WHAT IS EXPECTED: Identify all lines below that hold "highlight" and collect them.

============================================================

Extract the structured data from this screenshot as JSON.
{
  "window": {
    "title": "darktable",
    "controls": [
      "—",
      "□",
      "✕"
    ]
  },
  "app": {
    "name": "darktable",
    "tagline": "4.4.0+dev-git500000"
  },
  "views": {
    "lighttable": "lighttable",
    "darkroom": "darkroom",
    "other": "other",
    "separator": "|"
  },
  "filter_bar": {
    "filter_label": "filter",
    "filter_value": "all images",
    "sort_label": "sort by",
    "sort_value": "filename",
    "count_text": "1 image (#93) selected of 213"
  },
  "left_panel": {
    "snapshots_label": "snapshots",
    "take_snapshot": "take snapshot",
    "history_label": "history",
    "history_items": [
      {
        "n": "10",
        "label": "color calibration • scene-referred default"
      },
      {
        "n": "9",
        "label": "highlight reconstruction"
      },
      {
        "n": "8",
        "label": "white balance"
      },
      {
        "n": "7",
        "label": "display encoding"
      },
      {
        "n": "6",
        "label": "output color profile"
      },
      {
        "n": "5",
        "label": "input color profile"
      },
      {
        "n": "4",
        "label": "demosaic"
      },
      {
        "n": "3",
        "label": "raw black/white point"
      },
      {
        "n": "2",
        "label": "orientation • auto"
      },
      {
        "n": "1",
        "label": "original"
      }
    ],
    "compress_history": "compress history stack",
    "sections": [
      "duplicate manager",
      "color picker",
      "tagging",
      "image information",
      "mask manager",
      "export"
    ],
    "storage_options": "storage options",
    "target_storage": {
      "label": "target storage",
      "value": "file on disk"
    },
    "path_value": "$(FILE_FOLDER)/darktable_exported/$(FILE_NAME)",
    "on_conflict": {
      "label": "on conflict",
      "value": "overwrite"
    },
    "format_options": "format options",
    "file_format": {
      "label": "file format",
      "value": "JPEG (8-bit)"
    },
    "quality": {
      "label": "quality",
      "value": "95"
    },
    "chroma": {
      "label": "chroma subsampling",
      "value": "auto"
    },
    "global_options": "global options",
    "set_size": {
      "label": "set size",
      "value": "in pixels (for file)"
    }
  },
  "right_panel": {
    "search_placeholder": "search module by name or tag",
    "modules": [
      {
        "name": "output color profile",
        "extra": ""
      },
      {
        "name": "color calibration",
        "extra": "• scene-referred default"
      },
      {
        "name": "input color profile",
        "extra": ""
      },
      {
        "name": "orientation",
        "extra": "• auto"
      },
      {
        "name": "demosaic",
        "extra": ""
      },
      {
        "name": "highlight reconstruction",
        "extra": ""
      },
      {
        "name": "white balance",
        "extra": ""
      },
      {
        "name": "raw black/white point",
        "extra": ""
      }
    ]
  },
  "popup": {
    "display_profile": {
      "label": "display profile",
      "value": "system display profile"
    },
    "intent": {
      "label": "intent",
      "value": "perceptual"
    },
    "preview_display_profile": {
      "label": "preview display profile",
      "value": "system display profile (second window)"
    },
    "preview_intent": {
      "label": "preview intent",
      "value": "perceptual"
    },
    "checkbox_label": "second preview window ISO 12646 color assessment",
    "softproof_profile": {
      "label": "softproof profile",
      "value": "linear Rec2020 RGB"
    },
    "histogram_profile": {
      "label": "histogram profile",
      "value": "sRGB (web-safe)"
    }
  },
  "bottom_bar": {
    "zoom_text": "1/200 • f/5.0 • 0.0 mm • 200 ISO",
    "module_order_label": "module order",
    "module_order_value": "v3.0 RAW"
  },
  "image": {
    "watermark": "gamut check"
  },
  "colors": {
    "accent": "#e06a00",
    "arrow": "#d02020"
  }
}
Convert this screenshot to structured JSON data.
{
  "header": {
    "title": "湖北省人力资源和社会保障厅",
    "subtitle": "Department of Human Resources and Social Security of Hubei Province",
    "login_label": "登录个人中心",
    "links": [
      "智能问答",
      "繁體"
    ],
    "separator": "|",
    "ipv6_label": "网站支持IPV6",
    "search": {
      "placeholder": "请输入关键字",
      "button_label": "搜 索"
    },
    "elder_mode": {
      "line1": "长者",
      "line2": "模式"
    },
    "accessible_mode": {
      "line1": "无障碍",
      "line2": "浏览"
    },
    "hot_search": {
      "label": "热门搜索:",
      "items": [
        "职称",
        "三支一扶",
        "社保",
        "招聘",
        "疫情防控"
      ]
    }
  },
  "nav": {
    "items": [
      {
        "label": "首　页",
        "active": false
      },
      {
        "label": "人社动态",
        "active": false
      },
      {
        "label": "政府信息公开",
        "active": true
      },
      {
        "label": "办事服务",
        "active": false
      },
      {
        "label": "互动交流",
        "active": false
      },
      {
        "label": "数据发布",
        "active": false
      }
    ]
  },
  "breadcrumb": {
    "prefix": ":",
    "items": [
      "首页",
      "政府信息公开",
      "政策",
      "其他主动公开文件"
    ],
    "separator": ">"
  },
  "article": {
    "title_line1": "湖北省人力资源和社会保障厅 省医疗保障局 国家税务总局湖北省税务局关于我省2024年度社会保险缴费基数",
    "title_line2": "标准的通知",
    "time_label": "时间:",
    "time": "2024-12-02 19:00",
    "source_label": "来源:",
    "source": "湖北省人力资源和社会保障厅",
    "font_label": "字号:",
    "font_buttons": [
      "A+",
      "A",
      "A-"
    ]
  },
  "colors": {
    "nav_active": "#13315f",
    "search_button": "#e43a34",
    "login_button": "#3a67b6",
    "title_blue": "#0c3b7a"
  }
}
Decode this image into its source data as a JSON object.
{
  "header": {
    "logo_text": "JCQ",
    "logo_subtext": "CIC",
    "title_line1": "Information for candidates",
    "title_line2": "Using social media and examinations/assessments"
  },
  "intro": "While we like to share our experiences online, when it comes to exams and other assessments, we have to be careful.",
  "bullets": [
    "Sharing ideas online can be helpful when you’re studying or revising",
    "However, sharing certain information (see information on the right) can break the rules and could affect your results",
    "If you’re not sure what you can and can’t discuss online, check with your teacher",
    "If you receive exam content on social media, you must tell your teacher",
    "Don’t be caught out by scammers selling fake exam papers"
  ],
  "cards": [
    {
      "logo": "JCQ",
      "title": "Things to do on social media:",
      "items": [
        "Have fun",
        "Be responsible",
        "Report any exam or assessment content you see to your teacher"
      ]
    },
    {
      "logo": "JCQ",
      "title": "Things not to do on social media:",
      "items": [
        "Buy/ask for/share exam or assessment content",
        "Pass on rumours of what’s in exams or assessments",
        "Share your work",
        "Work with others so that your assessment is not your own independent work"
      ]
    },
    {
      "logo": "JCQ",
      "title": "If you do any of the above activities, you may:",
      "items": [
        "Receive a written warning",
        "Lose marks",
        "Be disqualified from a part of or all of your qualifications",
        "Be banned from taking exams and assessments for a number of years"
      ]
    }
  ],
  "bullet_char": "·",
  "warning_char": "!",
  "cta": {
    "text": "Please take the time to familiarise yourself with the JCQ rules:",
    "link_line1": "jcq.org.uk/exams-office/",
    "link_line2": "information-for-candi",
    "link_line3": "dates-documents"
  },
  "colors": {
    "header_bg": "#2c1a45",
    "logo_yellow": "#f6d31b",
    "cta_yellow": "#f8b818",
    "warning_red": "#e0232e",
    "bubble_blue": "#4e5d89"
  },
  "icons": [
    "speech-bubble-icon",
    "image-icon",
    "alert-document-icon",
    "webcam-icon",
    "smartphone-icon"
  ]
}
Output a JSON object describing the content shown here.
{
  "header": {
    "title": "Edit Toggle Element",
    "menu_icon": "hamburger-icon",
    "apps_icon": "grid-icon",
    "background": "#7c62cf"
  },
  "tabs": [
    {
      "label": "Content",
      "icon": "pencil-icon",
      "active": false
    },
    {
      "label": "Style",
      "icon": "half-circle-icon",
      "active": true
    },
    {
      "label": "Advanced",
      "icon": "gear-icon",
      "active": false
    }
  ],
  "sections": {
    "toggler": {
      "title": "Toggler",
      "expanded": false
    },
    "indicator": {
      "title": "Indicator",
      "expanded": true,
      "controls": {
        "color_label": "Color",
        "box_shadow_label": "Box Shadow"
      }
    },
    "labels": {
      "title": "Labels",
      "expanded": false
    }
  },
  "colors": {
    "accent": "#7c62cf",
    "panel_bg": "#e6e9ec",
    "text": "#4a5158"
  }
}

============================================================

SOLUTION:
        "label": "highlight reconstruction"
        "name": "highlight reconstruction",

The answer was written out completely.